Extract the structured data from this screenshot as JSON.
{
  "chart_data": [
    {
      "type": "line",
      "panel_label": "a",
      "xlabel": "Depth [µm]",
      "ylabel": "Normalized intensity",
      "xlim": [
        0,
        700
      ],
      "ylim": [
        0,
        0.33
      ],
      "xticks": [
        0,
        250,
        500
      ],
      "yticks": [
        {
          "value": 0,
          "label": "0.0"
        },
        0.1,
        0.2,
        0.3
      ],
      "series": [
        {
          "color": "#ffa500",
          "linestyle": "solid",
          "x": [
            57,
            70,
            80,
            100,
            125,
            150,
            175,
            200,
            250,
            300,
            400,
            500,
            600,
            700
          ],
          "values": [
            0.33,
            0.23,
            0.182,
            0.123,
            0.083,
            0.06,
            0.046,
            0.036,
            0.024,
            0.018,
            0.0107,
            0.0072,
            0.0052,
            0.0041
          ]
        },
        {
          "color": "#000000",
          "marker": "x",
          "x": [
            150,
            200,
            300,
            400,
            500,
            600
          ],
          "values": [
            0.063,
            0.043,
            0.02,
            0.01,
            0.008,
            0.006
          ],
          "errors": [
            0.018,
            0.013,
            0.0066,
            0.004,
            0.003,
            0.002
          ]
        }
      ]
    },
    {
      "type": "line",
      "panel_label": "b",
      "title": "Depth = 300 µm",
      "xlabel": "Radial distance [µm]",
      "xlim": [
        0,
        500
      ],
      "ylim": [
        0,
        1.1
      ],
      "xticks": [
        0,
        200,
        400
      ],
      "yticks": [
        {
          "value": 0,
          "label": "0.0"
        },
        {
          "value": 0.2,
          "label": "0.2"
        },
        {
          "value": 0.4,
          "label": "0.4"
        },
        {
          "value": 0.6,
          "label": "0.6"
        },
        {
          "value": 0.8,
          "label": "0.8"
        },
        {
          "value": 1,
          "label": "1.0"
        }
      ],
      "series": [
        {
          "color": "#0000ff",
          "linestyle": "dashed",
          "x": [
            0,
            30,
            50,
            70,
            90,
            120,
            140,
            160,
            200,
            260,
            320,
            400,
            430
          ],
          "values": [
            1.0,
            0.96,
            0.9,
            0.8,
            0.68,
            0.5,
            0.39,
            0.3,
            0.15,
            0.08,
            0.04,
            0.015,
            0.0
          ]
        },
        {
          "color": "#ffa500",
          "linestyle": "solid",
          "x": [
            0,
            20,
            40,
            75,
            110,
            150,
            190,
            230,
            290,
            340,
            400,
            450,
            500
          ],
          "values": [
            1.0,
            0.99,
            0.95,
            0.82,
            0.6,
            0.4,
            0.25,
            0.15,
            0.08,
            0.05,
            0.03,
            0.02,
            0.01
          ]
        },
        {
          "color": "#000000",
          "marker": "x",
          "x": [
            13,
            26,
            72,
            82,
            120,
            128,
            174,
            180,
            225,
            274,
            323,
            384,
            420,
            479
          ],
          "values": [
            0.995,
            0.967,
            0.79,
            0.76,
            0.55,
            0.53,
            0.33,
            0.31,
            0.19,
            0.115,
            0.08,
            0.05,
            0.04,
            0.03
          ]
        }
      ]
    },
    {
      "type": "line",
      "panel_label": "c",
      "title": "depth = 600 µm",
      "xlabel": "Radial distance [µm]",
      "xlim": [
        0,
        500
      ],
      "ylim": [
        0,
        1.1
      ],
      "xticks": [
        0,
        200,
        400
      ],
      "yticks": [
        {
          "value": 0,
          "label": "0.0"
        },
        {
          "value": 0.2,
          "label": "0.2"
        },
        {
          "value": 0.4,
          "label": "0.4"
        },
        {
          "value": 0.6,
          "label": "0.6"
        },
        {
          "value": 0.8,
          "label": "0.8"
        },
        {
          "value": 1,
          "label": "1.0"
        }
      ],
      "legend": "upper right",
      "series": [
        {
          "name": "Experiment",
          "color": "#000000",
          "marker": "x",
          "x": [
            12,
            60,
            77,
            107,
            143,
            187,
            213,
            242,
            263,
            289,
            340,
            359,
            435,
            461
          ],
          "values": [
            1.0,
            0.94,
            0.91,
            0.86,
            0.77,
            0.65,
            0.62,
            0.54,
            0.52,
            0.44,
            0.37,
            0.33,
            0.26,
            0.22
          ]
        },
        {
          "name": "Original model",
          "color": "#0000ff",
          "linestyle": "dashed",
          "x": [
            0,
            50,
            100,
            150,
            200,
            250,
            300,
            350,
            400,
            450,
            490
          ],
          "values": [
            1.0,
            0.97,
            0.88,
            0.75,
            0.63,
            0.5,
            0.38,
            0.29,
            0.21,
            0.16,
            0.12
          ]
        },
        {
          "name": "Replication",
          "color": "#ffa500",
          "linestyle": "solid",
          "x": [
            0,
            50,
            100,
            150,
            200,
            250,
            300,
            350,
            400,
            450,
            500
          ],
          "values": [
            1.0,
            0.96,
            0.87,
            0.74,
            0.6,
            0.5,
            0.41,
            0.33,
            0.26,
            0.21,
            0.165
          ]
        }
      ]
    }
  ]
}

○ ○ ○ ○ ○ ○ ○

__To do__.
Give back each line above precisely as it stands.

__Finished task__.
Extract the structured data from this screenshot as JSON.
{
  "chart_data": [
    {
      "type": "line",
      "panel_label": "a",
      "xlabel": "Depth [µm]",
      "ylabel": "Normalized intensity",
      "xlim": [
        0,
        700
      ],
      "ylim": [
        0,
        0.33
      ],
      "xticks": [
        0,
        250,
        500
      ],
      "yticks": [
        {
          "value": 0,
          "label": "0.0"
        },
        0.1,
        0.2,
        0.3
      ],
      "series": [
        {
          "color": "#ffa500",
          "linestyle": "solid",
          "x": [
            57,
            70,
            80,
            100,
            125,
            150,
            175,
            200,
            250,
            300,
            400,
            500,
            600,
            700
          ],
          "values": [
            0.33,
            0.23,
            0.182,
            0.123,
            0.083,
            0.06,
            0.046,
            0.036,
            0.024,
            0.018,
            0.0107,
            0.0072,
            0.0052,
            0.0041
          ]
        },
        {
          "color": "#000000",
          "marker": "x",
          "x": [
            150,
            200,
            300,
            400,
            500,
            600
          ],
          "values": [
            0.063,
            0.043,
            0.02,
            0.01,
            0.008,
            0.006
          ],
          "errors": [
            0.018,
            0.013,
            0.0066,
            0.004,
            0.003,
            0.002
          ]
        }
      ]
    },
    {
      "type": "line",
      "panel_label": "b",
      "title": "Depth = 300 µm",
      "xlabel": "Radial distance [µm]",
      "xlim": [
        0,
        500
      ],
      "ylim": [
        0,
        1.1
      ],
      "xticks": [
        0,
        200,
        400
      ],
      "yticks": [
        {
          "value": 0,
          "label": "0.0"
        },
        {
          "value": 0.2,
          "label": "0.2"
        },
        {
          "value": 0.4,
          "label": "0.4"
        },
        {
          "value": 0.6,
          "label": "0.6"
        },
        {
          "value": 0.8,
          "label": "0.8"
        },
        {
          "value": 1,
          "label": "1.0"
        }
      ],
      "series": [
        {
          "color": "#0000ff",
          "linestyle": "dashed",
          "x": [
            0,
            30,
            50,
            70,
            90,
            120,
            140,
            160,
            200,
            260,
            320,
            400,
            430
          ],
          "values": [
            1.0,
            0.96,
            0.9,
            0.8,
            0.68,
            0.5,
            0.39,
            0.3,
            0.15,
            0.08,
            0.04,
            0.015,
            0.0
          ]
        },
        {
          "color": "#ffa500",
          "linestyle": "solid",
          "x": [
            0,
            20,
            40,
            75,
            110,
            150,
            190,
            230,
            290,
            340,
            400,
            450,
            500
          ],
          "values": [
            1.0,
            0.99,
            0.95,
            0.82,
            0.6,
            0.4,
            0.25,
            0.15,
            0.08,
            0.05,
            0.03,
            0.02,
            0.01
          ]
        },
        {
          "color": "#000000",
          "marker": "x",
          "x": [
            13,
            26,
            72,
            82,
            120,
            128,
            174,
            180,
            225,
            274,
            323,
            384,
            420,
            479
          ],
          "values": [
            0.995,
            0.967,
            0.79,
            0.76,
            0.55,
            0.53,
            0.33,
            0.31,
            0.19,
            0.115,
            0.08,
            0.05,
            0.04,
            0.03
          ]
        }
      ]
    },
    {
      "type": "line",
      "panel_label": "c",
      "title": "depth = 600 µm",
      "xlabel": "Radial distance [µm]",
      "xlim": [
        0,
        500
      ],
      "ylim": [
        0,
        1.1
      ],
      "xticks": [
        0,
        200,
        400
      ],
      "yticks": [
        {
          "value": 0,
          "label": "0.0"
        },
        {
          "value": 0.2,
          "label": "0.2"
        },
        {
          "value": 0.4,
          "label": "0.4"
        },
        {
          "value": 0.6,
          "label": "0.6"
        },
        {
          "value": 0.8,
          "label": "0.8"
        },
        {
          "value": 1,
          "label": "1.0"
        }
      ],
      "legend": "upper right",
      "series": [
        {
          "name": "Experiment",
          "color": "#000000",
          "marker": "x",
          "x": [
            12,
            60,
            77,
            107,
            143,
            187,
            213,
            242,
            263,
            289,
            340,
            359,
            435,
            461
          ],
          "values": [
            1.0,
            0.94,
            0.91,
            0.86,
            0.77,
            0.65,
            0.62,
            0.54,
            0.52,
            0.44,
            0.37,
            0.33,
            0.26,
            0.22
          ]
        },
        {
          "name": "Original model",
          "color": "#0000ff",
          "linestyle": "dashed",
          "x": [
            0,
            50,
            100,
            150,
            200,
            250,
            300,
            350,
            400,
            450,
            490
          ],
          "values": [
            1.0,
            0.97,
            0.88,
            0.75,
            0.63,
            0.5,
            0.38,
            0.29,
            0.21,
            0.16,
            0.12
          ]
        },
        {
          "name": "Replication",
          "color": "#ffa500",
          "linestyle": "solid",
          "x": [
            0,
            50,
            100,
            150,
            200,
            250,
            300,
            350,
            400,
            450,
            500
          ],
          "values": [
            1.0,
            0.96,
            0.87,
            0.74,
            0.6,
            0.5,
            0.41,
            0.33,
            0.26,
            0.21,
            0.165
          ]
        }
      ]
    }
  ]
}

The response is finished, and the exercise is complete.